O que fazer: Reproduza sem alterações todas as linhas da listagem, deixando as imagens de fora da resposta.
┄┄┄┄┄┄┄┄┄┄┄┄┄┄┄┄┄┄┄┄
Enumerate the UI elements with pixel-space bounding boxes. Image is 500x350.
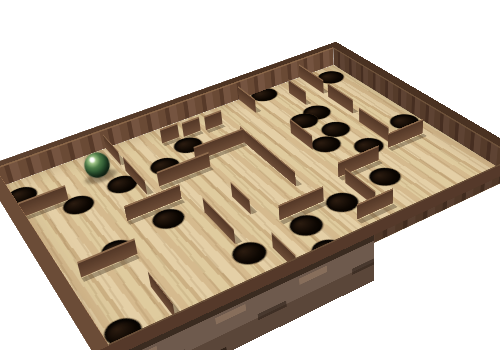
maze-box[interactable] xyxy=(1,65,500,350)
maze-wall-v xyxy=(203,197,236,244)
product-photo-scene xyxy=(0,0,500,350)
maze-wall-v xyxy=(240,126,296,187)
maze-hole xyxy=(316,119,355,140)
maze-wall-v xyxy=(288,79,306,105)
maze-wall-v xyxy=(327,83,352,114)
maze-wall-h xyxy=(204,110,222,130)
maze-wall-v xyxy=(359,107,389,141)
camera-roll-wrapper xyxy=(0,0,500,350)
box-foot xyxy=(439,232,461,248)
maze-hole xyxy=(364,165,407,190)
maze-wall-v xyxy=(148,271,176,319)
maze-wall-v xyxy=(230,182,250,215)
┄┄┄┄┄┄┄┄┄┄┄┄┄┄┄┄┄┄┄┄
Solução a seguir:
Enumerate the UI elements with pixel-space bounding boxes. Image is 500x350.
maze-box[interactable] xyxy=(1,65,500,350)
maze-wall-v xyxy=(203,197,236,244)
product-photo-scene xyxy=(0,0,500,350)
maze-wall-v xyxy=(240,126,296,187)
maze-hole xyxy=(316,119,355,140)
maze-wall-v xyxy=(288,79,306,105)
maze-wall-v xyxy=(327,83,352,114)
maze-wall-h xyxy=(204,110,222,130)
maze-wall-v xyxy=(359,107,389,141)
camera-roll-wrapper xyxy=(0,0,500,350)
box-foot xyxy=(439,232,461,248)
maze-hole xyxy=(364,165,407,190)
maze-wall-v xyxy=(148,271,176,319)
maze-wall-v xyxy=(230,182,250,215)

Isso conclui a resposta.